::: Records for this exercise :::

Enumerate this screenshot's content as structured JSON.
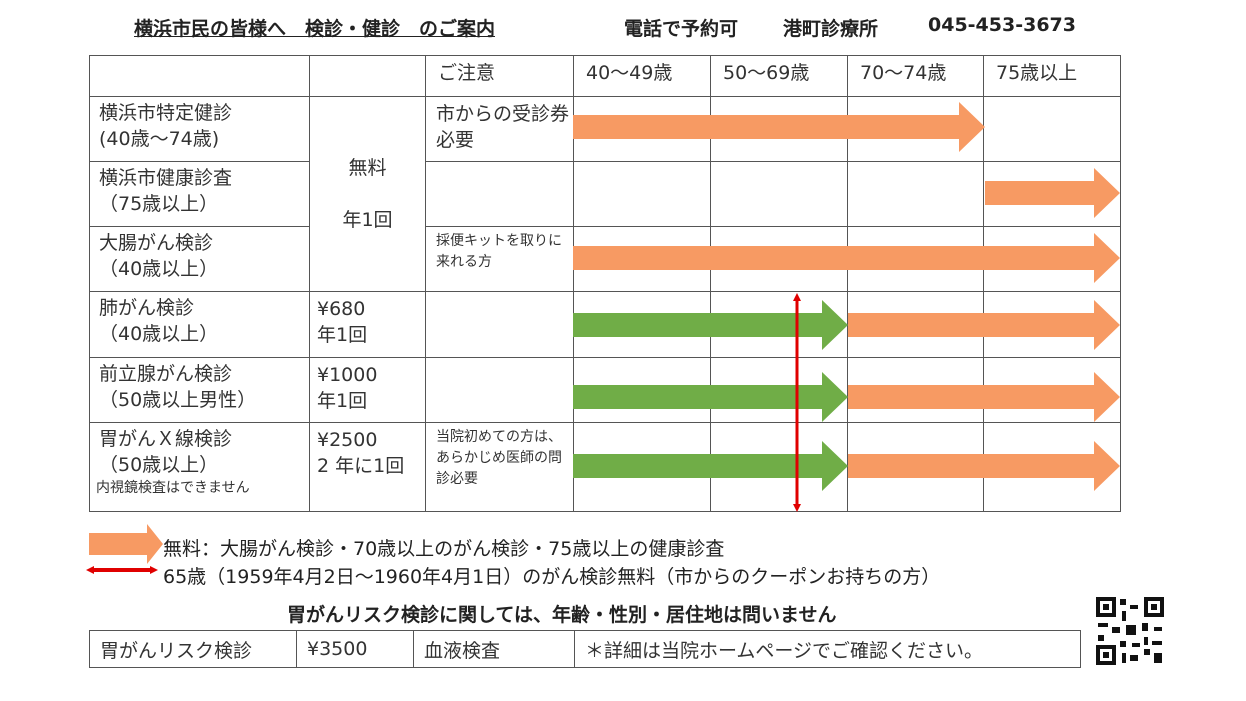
{
  "header": {
    "title": "横浜市民の皆様へ　検診・健診　のご案内",
    "reservation": "電話で予約可",
    "clinic": "港町診療所",
    "phone": "045-453-3673"
  },
  "table": {
    "note_header": "ご注意",
    "age_headers": [
      "40〜49歳",
      "50〜69歳",
      "70〜74歳",
      "75歳以上"
    ],
    "shared_fee": {
      "line1": "無料",
      "line2": "年1回"
    },
    "rows": [
      {
        "name": "横浜市特定健診",
        "sub": "(40歳〜74歳)",
        "note": "市からの受診券必要"
      },
      {
        "name": "横浜市健康診査",
        "sub": "（75歳以上）",
        "note": ""
      },
      {
        "name": "大腸がん検診",
        "sub": "（40歳以上）",
        "note": "採便キットを取りに来れる方"
      },
      {
        "name": "肺がん検診",
        "sub": "（40歳以上）",
        "fee": "¥680",
        "freq": "年1回",
        "note": ""
      },
      {
        "name": "前立腺がん検診",
        "sub": "（50歳以上男性）",
        "fee": "¥1000",
        "freq": "年1回",
        "note": ""
      },
      {
        "name": "胃がんＸ線検診",
        "sub": "（50歳以上）",
        "extra": "内視鏡検査はできません",
        "fee": "¥2500",
        "freq": " 2 年に1回",
        "note": "当院初めての方は、あらかじめ医師の問診必要"
      }
    ]
  },
  "colors": {
    "free_arrow": "#f79a63",
    "paid_arrow": "#70ad47",
    "age65_marker": "#e00000"
  },
  "legend": {
    "orange": "無料：大腸がん検診・70歳以上のがん検診・75歳以上の健康診査",
    "red": "65歳（1959年4月2日〜1960年4月1日）のがん検診無料（市からのクーポンお持ちの方）"
  },
  "risk": {
    "title": "胃がんリスク検診に関しては、年齢・性別・居住地は問いません",
    "name": "胃がんリスク検診",
    "fee": "¥3500",
    "method": "血液検査",
    "note": "＊詳細は当院ホームページでご確認ください。"
  }
}
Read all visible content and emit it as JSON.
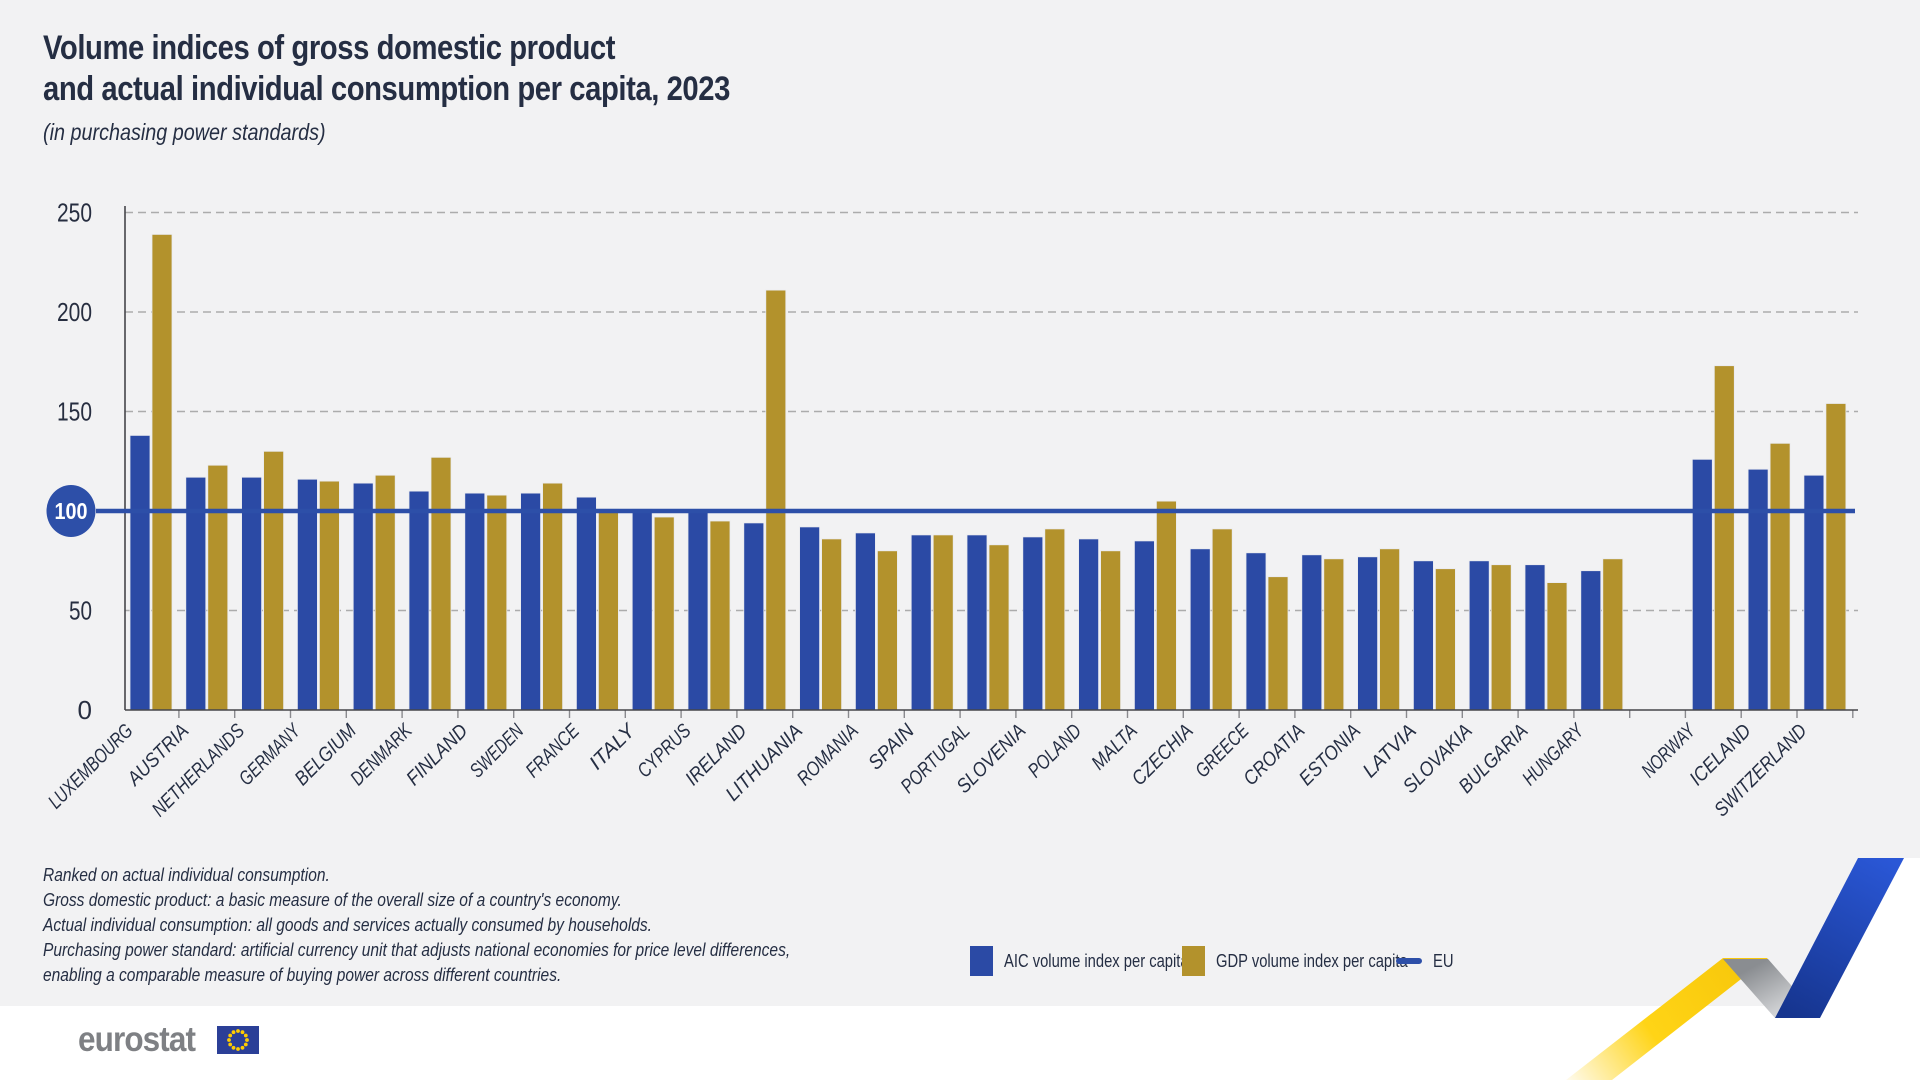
{
  "title": {
    "line1": "Volume indices of gross domestic product",
    "line2": "and actual individual consumption per capita, 2023",
    "subtitle": "(in purchasing power standards)"
  },
  "legend": {
    "items": [
      {
        "label": "AIC volume index per capita",
        "swatch": "square",
        "color": "#2B4AA5"
      },
      {
        "label": "GDP volume index per capita",
        "swatch": "square",
        "color": "#B3922C"
      },
      {
        "label": "EU",
        "swatch": "line",
        "color": "#2D4FA8"
      }
    ]
  },
  "footnotes": {
    "lines": [
      "Ranked on actual individual consumption.",
      "Gross domestic product: a basic measure of the overall size of a country's economy.",
      "Actual individual consumption: all goods and services actually consumed by households.",
      "Purchasing power standard: artificial currency unit that adjusts national economies for price level differences,",
      "enabling a comparable measure of buying power across different countries."
    ]
  },
  "logo": {
    "text": "eurostat"
  },
  "colors": {
    "background": "#F2F2F3",
    "aic_bar": "#2B4AA5",
    "gdp_bar": "#B3922C",
    "eu_line": "#2D4FA8",
    "text_dark": "#252E43",
    "gridline": "#ACACAC",
    "logo_gray": "#7E8084",
    "ribbon_yellow": "#FFD416",
    "ribbon_blue": "#2350C4"
  },
  "chart_data": {
    "type": "bar",
    "title": "Volume indices of gross domestic product and actual individual consumption per capita, 2023",
    "subtitle": "(in purchasing power standards)",
    "xlabel": "",
    "ylabel": "",
    "ylim": [
      0,
      250
    ],
    "yticks": [
      0,
      50,
      100,
      150,
      200,
      250
    ],
    "highlighted_tick": 100,
    "eu_reference_line": 100,
    "grid": "horizontal-dashed",
    "legend_position": "bottom",
    "ranking_note": "Ranked on actual individual consumption.",
    "categories": [
      "LUXEMBOURG",
      "AUSTRIA",
      "NETHERLANDS",
      "GERMANY",
      "BELGIUM",
      "DENMARK",
      "FINLAND",
      "SWEDEN",
      "FRANCE",
      "ITALY",
      "CYPRUS",
      "IRELAND",
      "LITHUANIA",
      "ROMANIA",
      "SPAIN",
      "PORTUGAL",
      "SLOVENIA",
      "POLAND",
      "MALTA",
      "CZECHIA",
      "GREECE",
      "CROATIA",
      "ESTONIA",
      "LATVIA",
      "SLOVAKIA",
      "BULGARIA",
      "HUNGARY",
      "NORWAY",
      "ICELAND",
      "SWITZERLAND"
    ],
    "efta_group": [
      "NORWAY",
      "ICELAND",
      "SWITZERLAND"
    ],
    "efta_start": 27,
    "series": [
      {
        "name": "AIC volume index per capita",
        "color": "#2B4AA5",
        "values": [
          138,
          117,
          117,
          116,
          114,
          110,
          109,
          109,
          107,
          101,
          100,
          94,
          92,
          89,
          88,
          88,
          87,
          86,
          85,
          81,
          79,
          78,
          77,
          75,
          75,
          73,
          70,
          126,
          121,
          118
        ]
      },
      {
        "name": "GDP volume index per capita",
        "color": "#B3922C",
        "values": [
          239,
          123,
          130,
          115,
          118,
          127,
          108,
          114,
          101,
          97,
          95,
          211,
          86,
          80,
          88,
          83,
          91,
          80,
          105,
          91,
          67,
          76,
          81,
          71,
          73,
          64,
          76,
          173,
          134,
          154
        ]
      }
    ]
  }
}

:::

What is needed: The pictures should not appear in the copy; every other part of the records above must be returned exactly.

Correct response:
Enumerate this screenshot's content as structured JSON.
{
  "header": {
    "title": "横浜市民の皆様へ　検診・健診　のご案内",
    "reservation": "電話で予約可",
    "clinic": "港町診療所",
    "phone": "045-453-3673"
  },
  "table": {
    "note_header": "ご注意",
    "age_headers": [
      "40〜49歳",
      "50〜69歳",
      "70〜74歳",
      "75歳以上"
    ],
    "shared_fee": {
      "line1": "無料",
      "line2": "年1回"
    },
    "rows": [
      {
        "name": "横浜市特定健診",
        "sub": "(40歳〜74歳)",
        "note": "市からの受診券必要"
      },
      {
        "name": "横浜市健康診査",
        "sub": "（75歳以上）",
        "note": ""
      },
      {
        "name": "大腸がん検診",
        "sub": "（40歳以上）",
        "note": "採便キットを取りに来れる方"
      },
      {
        "name": "肺がん検診",
        "sub": "（40歳以上）",
        "fee": "¥680",
        "freq": "年1回",
        "note": ""
      },
      {
        "name": "前立腺がん検診",
        "sub": "（50歳以上男性）",
        "fee": "¥1000",
        "freq": "年1回",
        "note": ""
      },
      {
        "name": "胃がんＸ線検診",
        "sub": "（50歳以上）",
        "extra": "内視鏡検査はできません",
        "fee": "¥2500",
        "freq": " 2 年に1回",
        "note": "当院初めての方は、あらかじめ医師の問診必要"
      }
    ]
  },
  "colors": {
    "free_arrow": "#f79a63",
    "paid_arrow": "#70ad47",
    "age65_marker": "#e00000"
  },
  "legend": {
    "orange": "無料：大腸がん検診・70歳以上のがん検診・75歳以上の健康診査",
    "red": "65歳（1959年4月2日〜1960年4月1日）のがん検診無料（市からのクーポンお持ちの方）"
  },
  "risk": {
    "title": "胃がんリスク検診に関しては、年齢・性別・居住地は問いません",
    "name": "胃がんリスク検診",
    "fee": "¥3500",
    "method": "血液検査",
    "note": "＊詳細は当院ホームページでご確認ください。"
  }
}
Read all visible content and emit it as JSON.
{
  "title": {
    "line1": "Volume indices of gross domestic product",
    "line2": "and actual individual consumption per capita, 2023",
    "subtitle": "(in purchasing power standards)"
  },
  "legend": {
    "items": [
      {
        "label": "AIC volume index per capita",
        "swatch": "square",
        "color": "#2B4AA5"
      },
      {
        "label": "GDP volume index per capita",
        "swatch": "square",
        "color": "#B3922C"
      },
      {
        "label": "EU",
        "swatch": "line",
        "color": "#2D4FA8"
      }
    ]
  },
  "footnotes": {
    "lines": [
      "Ranked on actual individual consumption.",
      "Gross domestic product: a basic measure of the overall size of a country's economy.",
      "Actual individual consumption: all goods and services actually consumed by households.",
      "Purchasing power standard: artificial currency unit that adjusts national economies for price level differences,",
      "enabling a comparable measure of buying power across different countries."
    ]
  },
  "logo": {
    "text": "eurostat"
  },
  "colors": {
    "background": "#F2F2F3",
    "aic_bar": "#2B4AA5",
    "gdp_bar": "#B3922C",
    "eu_line": "#2D4FA8",
    "text_dark": "#252E43",
    "gridline": "#ACACAC",
    "logo_gray": "#7E8084",
    "ribbon_yellow": "#FFD416",
    "ribbon_blue": "#2350C4"
  },
  "chart_data": {
    "type": "bar",
    "title": "Volume indices of gross domestic product and actual individual consumption per capita, 2023",
    "subtitle": "(in purchasing power standards)",
    "xlabel": "",
    "ylabel": "",
    "ylim": [
      0,
      250
    ],
    "yticks": [
      0,
      50,
      100,
      150,
      200,
      250
    ],
    "highlighted_tick": 100,
    "eu_reference_line": 100,
    "grid": "horizontal-dashed",
    "legend_position": "bottom",
    "ranking_note": "Ranked on actual individual consumption.",
    "categories": [
      "LUXEMBOURG",
      "AUSTRIA",
      "NETHERLANDS",
      "GERMANY",
      "BELGIUM",
      "DENMARK",
      "FINLAND",
      "SWEDEN",
      "FRANCE",
      "ITALY",
      "CYPRUS",
      "IRELAND",
      "LITHUANIA",
      "ROMANIA",
      "SPAIN",
      "PORTUGAL",
      "SLOVENIA",
      "POLAND",
      "MALTA",
      "CZECHIA",
      "GREECE",
      "CROATIA",
      "ESTONIA",
      "LATVIA",
      "SLOVAKIA",
      "BULGARIA",
      "HUNGARY",
      "NORWAY",
      "ICELAND",
      "SWITZERLAND"
    ],
    "efta_group": [
      "NORWAY",
      "ICELAND",
      "SWITZERLAND"
    ],
    "efta_start": 27,
    "series": [
      {
        "name": "AIC volume index per capita",
        "color": "#2B4AA5",
        "values": [
          138,
          117,
          117,
          116,
          114,
          110,
          109,
          109,
          107,
          101,
          100,
          94,
          92,
          89,
          88,
          88,
          87,
          86,
          85,
          81,
          79,
          78,
          77,
          75,
          75,
          73,
          70,
          126,
          121,
          118
        ]
      },
      {
        "name": "GDP volume index per capita",
        "color": "#B3922C",
        "values": [
          239,
          123,
          130,
          115,
          118,
          127,
          108,
          114,
          101,
          97,
          95,
          211,
          86,
          80,
          88,
          83,
          91,
          80,
          105,
          91,
          67,
          76,
          81,
          71,
          73,
          64,
          76,
          173,
          134,
          154
        ]
      }
    ]
  }
}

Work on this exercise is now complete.